* WHAT TO PRODUCE:
Return only the number of lines in the entries below that hold the word "Planar".

=== SUPPLIED DATA ===

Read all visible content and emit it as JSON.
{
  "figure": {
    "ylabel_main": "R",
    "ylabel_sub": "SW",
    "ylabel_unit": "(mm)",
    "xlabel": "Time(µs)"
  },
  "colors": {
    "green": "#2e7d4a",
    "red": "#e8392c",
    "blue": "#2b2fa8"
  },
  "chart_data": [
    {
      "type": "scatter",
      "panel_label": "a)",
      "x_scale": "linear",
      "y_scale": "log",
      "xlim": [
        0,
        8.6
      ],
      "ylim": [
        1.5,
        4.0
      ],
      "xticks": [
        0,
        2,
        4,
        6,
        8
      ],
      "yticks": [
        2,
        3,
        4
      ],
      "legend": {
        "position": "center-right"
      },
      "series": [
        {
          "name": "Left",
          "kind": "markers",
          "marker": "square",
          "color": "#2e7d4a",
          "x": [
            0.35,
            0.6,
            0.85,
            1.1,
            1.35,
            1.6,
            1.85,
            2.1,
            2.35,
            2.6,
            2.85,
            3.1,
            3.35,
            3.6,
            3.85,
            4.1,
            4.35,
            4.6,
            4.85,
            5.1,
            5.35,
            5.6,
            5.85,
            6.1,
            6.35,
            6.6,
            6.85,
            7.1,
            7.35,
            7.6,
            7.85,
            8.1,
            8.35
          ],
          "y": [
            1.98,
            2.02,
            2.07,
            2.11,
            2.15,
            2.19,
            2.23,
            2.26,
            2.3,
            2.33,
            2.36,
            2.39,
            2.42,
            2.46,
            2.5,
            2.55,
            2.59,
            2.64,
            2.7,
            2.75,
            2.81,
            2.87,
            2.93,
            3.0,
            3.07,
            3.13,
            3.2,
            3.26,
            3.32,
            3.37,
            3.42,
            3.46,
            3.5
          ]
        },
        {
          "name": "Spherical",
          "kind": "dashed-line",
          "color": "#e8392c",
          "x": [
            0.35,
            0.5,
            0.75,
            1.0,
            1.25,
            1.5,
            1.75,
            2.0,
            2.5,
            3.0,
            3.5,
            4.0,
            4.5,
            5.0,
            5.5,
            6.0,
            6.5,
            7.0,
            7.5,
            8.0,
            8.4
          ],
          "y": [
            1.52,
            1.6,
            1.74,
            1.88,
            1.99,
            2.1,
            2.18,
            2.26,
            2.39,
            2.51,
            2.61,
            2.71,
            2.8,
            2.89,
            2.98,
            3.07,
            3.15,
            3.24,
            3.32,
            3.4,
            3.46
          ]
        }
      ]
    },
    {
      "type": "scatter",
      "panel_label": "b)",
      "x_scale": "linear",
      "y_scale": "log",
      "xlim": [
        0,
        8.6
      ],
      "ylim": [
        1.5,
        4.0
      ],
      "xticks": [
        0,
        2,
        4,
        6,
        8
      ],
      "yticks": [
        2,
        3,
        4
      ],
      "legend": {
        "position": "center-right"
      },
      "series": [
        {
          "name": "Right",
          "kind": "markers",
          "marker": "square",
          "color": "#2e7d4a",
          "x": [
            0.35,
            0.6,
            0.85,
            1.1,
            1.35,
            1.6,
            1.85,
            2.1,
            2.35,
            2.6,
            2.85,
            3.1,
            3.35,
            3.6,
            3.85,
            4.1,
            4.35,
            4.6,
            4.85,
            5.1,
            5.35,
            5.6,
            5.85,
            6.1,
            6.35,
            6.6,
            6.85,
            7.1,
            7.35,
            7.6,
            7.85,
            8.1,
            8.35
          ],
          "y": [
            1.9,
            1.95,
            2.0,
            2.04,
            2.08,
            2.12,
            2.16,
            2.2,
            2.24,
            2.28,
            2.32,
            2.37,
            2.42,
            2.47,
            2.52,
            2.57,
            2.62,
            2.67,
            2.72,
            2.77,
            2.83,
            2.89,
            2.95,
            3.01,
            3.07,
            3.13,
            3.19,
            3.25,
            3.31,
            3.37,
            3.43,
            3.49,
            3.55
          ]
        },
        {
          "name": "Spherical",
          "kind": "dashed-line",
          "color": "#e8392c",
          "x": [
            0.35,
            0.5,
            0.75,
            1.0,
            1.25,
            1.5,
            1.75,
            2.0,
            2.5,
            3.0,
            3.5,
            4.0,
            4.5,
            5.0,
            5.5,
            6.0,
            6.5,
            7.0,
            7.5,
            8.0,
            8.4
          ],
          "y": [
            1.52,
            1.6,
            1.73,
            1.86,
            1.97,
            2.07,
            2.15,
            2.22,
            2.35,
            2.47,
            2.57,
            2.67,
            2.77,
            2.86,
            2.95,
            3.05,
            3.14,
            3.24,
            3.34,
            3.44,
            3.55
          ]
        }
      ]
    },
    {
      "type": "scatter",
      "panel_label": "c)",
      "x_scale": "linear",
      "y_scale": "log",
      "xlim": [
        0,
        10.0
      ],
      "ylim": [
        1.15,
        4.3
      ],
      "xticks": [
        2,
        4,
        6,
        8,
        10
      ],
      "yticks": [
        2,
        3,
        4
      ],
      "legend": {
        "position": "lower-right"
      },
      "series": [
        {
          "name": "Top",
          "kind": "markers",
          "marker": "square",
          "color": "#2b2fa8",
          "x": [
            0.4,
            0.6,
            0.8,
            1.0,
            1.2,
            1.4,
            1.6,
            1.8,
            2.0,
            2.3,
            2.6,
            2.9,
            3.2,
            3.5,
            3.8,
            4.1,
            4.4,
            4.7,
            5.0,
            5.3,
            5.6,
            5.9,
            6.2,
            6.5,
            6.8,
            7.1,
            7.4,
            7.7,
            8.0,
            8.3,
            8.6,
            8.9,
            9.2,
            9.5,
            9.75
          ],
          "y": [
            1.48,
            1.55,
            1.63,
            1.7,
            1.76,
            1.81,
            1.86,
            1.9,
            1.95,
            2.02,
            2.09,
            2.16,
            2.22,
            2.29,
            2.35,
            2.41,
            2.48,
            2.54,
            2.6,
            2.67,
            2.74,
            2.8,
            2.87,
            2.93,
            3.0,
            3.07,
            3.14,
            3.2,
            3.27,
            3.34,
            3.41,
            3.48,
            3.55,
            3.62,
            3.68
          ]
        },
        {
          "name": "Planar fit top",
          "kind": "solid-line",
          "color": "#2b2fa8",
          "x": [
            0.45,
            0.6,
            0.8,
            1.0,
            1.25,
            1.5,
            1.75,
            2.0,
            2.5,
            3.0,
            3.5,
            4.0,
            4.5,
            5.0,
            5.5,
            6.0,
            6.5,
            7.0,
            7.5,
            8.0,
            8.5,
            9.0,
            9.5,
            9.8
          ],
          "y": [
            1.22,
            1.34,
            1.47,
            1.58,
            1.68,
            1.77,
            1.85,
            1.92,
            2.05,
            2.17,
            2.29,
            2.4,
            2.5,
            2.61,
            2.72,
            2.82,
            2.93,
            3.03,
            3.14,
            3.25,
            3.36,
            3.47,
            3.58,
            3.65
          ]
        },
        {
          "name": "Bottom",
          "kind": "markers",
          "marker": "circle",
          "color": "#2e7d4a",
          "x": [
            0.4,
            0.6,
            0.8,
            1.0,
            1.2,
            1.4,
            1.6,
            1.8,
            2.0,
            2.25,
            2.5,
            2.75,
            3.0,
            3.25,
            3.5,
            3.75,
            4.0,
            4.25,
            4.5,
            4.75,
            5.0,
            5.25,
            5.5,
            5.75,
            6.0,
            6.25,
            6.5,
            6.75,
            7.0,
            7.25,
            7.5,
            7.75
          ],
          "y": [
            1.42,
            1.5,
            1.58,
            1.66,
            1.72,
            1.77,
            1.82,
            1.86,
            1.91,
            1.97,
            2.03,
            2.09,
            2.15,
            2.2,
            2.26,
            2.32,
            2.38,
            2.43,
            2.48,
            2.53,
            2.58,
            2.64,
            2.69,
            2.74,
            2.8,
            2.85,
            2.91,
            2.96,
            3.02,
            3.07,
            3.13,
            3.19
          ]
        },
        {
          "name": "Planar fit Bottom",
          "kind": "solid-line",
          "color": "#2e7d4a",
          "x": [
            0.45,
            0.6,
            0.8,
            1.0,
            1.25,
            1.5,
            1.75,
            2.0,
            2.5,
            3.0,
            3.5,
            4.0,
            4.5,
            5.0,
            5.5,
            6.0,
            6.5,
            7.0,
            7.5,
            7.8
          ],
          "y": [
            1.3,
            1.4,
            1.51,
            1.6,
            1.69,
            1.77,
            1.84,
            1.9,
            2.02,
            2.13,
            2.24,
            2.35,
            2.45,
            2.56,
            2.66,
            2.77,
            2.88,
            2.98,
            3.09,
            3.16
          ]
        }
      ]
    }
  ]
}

===

* REPLY TO THE EXERCISE:
2